═══ Trecho para leitura ═══

Em primeiro lugar, as Equipes Comunitárias de Saúde, ECO [Equipos Comunitarios de Salud], estrutura descentralizada de centros de saúde, que está oferecendo assistência gratuita nas comunidades pobres. Além de assistência especializada de médicos e enfermeiras, muitos dos quais têm de deslocar-se por longas distâncias, todos os dias, para chegar aos ECO, os novos “promotores de saúde rural” daqueles centros fazem visitas domiciliares, com enfoque na assistência preventiva à saúde, saúde reprodutiva e atenção pré-natal.

Além disso, a “Lei dos Medicamentos”, recentemente aprovada, destinada a baratear o preço de vários medicamentos básicos, tornando-os acessíveis a todos, contribuirá também para melhorar sensivelmente a saúde geral.

═══

**O que se pede**
1) As afirmações abaixo estão de acordo com o trecho sobre saúde? Responda sim ou não a cada uma, citando entre aspas as palavras do texto que decidem.
(a) Os ECO prestam assistência gratuita nas comunidades pobres.
(b) Os promotores de saúde rural atendem somente dentro dos centros, sem ir às casas.
(c) A "Lei dos Medicamentos" ainda aguarda aprovação.
2) Reescreva a parte do trecho sobre saúde que começa em "Em primeiro lugar, as" e termina em "e atenção pré-natal.", mudando "comunidades pobres" para "comunidades carentes".

═══ Dados para análise ═══

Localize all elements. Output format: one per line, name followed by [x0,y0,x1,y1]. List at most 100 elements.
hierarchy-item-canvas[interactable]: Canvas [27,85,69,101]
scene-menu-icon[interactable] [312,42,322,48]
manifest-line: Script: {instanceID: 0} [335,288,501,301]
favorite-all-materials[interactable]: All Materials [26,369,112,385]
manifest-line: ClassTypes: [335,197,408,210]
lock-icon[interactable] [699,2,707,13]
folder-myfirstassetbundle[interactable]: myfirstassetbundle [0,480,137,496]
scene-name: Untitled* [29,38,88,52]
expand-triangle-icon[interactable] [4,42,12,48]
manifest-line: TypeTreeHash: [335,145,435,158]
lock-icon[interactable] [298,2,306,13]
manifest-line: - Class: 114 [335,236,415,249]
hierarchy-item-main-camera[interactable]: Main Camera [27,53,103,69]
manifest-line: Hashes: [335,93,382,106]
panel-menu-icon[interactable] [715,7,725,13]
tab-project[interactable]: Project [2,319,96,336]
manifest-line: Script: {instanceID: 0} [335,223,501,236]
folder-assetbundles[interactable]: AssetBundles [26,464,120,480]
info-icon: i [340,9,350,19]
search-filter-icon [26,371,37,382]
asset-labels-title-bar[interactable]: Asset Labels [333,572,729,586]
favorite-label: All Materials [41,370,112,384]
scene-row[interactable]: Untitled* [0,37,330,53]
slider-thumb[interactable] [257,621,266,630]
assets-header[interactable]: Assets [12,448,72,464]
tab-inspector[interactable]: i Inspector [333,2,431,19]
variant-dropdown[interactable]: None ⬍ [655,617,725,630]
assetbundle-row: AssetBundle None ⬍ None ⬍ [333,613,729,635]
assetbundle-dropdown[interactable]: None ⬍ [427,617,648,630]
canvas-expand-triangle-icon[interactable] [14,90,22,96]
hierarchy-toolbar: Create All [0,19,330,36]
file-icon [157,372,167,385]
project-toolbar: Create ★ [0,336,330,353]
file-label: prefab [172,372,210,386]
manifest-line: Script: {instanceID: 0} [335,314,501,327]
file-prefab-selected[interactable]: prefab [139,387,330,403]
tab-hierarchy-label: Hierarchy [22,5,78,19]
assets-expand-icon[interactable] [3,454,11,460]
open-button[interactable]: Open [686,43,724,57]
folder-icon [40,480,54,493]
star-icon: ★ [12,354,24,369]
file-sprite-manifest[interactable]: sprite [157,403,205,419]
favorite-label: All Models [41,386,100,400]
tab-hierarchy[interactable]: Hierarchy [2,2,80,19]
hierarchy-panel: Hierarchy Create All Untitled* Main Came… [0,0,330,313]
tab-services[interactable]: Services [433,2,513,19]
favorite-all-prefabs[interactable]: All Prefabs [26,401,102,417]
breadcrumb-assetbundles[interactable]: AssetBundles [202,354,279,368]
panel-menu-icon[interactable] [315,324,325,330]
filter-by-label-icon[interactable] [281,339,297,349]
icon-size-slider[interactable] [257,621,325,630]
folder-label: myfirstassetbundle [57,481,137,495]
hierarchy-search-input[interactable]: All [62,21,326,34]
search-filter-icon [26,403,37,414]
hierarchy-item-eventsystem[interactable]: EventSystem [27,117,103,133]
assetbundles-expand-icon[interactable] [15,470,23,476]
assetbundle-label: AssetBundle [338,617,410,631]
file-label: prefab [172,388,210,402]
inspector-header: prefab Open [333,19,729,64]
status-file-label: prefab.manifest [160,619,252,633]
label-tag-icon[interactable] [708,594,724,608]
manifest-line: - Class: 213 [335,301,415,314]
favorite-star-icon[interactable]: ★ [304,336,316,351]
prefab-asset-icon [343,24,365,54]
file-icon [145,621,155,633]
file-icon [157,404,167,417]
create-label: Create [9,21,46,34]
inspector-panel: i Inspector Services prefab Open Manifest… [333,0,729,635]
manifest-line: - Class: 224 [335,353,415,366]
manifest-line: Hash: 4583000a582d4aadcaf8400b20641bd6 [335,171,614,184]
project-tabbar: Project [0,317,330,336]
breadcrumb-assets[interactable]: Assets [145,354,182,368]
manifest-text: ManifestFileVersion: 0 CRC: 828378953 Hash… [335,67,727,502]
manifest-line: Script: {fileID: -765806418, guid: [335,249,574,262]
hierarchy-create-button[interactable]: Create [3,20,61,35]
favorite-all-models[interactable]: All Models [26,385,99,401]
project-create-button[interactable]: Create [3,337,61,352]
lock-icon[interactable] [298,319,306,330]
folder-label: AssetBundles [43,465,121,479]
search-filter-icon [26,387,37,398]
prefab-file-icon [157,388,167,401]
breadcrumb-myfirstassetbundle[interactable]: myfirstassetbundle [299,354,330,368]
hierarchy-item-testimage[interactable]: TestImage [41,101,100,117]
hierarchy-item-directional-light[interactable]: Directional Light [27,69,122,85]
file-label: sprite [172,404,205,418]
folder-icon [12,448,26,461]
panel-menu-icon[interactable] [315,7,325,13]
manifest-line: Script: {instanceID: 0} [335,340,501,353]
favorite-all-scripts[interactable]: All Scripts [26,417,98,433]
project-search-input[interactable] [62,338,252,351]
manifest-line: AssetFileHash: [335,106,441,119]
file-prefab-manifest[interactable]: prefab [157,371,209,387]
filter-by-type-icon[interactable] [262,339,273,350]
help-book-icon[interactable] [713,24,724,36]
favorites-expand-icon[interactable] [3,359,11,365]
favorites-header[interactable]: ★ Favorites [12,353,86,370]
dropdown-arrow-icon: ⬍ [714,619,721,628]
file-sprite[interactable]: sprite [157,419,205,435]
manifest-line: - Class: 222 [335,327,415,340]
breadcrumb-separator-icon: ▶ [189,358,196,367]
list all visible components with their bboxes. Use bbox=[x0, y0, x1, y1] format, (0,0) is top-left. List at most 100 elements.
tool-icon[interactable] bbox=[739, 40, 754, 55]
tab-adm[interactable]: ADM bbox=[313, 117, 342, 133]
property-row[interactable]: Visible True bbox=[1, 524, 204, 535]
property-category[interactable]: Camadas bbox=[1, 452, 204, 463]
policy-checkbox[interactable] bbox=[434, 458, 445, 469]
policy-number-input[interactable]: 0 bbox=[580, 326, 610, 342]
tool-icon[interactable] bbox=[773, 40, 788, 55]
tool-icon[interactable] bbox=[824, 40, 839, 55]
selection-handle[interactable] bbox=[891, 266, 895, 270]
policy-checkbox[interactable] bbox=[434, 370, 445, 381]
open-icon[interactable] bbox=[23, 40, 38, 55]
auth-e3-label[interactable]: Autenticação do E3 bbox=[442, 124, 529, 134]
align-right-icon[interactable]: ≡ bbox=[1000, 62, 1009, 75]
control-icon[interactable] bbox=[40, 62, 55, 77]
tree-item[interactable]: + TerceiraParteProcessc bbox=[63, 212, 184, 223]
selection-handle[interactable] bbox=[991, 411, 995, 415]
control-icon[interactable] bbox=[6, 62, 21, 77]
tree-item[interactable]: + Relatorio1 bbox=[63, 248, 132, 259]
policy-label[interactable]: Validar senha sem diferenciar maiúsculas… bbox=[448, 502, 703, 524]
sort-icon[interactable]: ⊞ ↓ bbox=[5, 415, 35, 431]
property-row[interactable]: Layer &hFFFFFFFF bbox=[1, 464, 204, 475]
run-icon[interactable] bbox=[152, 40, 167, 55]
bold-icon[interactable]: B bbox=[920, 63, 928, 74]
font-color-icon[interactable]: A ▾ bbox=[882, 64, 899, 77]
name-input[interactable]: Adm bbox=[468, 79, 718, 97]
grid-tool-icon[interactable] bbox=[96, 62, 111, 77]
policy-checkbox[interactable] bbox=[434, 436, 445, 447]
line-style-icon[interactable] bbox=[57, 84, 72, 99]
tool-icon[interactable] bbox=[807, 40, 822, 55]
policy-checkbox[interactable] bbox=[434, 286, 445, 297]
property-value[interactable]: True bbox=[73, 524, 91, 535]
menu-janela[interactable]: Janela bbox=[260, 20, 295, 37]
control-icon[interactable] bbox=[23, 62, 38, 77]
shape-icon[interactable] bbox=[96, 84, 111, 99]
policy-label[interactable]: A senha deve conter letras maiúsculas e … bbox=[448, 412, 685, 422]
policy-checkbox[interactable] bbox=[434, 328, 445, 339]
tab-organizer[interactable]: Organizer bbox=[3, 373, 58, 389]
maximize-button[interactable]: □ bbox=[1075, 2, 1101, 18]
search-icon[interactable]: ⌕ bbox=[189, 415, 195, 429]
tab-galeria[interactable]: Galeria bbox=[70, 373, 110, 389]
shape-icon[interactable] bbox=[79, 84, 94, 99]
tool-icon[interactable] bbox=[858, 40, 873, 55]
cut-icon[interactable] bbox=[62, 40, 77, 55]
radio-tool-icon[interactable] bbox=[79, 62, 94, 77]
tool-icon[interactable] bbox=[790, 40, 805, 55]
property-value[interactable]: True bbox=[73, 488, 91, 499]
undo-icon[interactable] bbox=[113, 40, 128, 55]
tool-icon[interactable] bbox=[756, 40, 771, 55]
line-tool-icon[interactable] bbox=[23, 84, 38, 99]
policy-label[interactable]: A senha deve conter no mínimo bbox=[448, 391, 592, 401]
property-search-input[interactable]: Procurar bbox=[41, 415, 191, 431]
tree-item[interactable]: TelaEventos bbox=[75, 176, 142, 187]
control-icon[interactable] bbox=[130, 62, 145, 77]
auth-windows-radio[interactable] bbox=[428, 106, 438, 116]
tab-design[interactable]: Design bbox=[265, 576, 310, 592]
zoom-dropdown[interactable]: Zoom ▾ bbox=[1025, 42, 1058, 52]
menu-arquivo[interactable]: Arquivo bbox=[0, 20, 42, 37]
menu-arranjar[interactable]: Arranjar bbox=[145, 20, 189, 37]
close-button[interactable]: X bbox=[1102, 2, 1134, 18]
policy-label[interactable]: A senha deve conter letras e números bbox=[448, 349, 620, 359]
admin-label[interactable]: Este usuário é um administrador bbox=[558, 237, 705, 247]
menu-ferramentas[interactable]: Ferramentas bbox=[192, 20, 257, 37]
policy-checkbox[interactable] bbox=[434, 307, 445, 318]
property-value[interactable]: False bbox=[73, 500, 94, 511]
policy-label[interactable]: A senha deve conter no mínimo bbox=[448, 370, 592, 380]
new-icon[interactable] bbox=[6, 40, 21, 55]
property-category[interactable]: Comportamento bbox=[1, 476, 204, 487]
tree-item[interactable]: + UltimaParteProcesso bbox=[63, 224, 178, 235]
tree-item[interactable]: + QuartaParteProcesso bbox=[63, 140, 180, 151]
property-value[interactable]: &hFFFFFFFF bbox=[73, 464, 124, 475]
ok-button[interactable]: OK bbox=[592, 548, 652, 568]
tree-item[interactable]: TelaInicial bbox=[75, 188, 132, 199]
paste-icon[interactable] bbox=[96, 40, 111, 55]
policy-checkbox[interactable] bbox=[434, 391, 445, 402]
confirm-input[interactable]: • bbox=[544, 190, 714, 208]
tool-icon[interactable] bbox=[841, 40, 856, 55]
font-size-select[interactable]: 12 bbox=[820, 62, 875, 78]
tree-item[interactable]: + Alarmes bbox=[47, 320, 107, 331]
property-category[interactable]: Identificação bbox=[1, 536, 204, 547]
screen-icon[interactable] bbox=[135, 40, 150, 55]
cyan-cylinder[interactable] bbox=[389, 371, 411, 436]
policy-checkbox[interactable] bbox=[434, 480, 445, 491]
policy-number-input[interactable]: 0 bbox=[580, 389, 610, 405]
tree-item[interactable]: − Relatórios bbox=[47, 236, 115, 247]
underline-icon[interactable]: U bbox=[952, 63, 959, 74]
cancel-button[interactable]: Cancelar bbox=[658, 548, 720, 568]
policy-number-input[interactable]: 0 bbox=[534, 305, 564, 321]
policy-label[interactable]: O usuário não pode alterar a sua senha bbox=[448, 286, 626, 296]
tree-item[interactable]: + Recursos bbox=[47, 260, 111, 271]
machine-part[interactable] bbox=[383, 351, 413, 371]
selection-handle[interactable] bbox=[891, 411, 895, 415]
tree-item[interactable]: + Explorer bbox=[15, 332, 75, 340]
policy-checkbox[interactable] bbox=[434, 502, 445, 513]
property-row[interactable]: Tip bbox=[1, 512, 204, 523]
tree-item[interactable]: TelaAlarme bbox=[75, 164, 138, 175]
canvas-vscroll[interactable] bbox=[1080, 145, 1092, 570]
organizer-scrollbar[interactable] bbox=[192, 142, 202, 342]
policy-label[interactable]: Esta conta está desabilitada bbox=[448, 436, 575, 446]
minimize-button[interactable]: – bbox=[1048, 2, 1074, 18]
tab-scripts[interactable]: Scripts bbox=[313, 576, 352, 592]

═══

**Soluções dos problemas**
1)
(a) Sim: "que está oferecendo assistência gratuita nas comunidades pobres".
(b) Não: "fazem visitas domiciliares".
(c) Não: "recentemente aprovada".

2)
Em primeiro lugar, as Equipes Comunitárias de Saúde, ECO [Equipos Comunitarios de Salud], estrutura descentralizada de centros de saúde, que está oferecendo assistência gratuita nas comunidades carentes. Além de assistência especializada de médicos e enfermeiras, muitos dos quais têm de deslocar-se por longas distâncias, todos os dias, para chegar aos ECO, os novos “promotores de saúde rural” daqueles centros fazem visitas domiciliares, com enfoque na assistência preventiva à saúde, saúde reprodutiva e atenção pré-natal.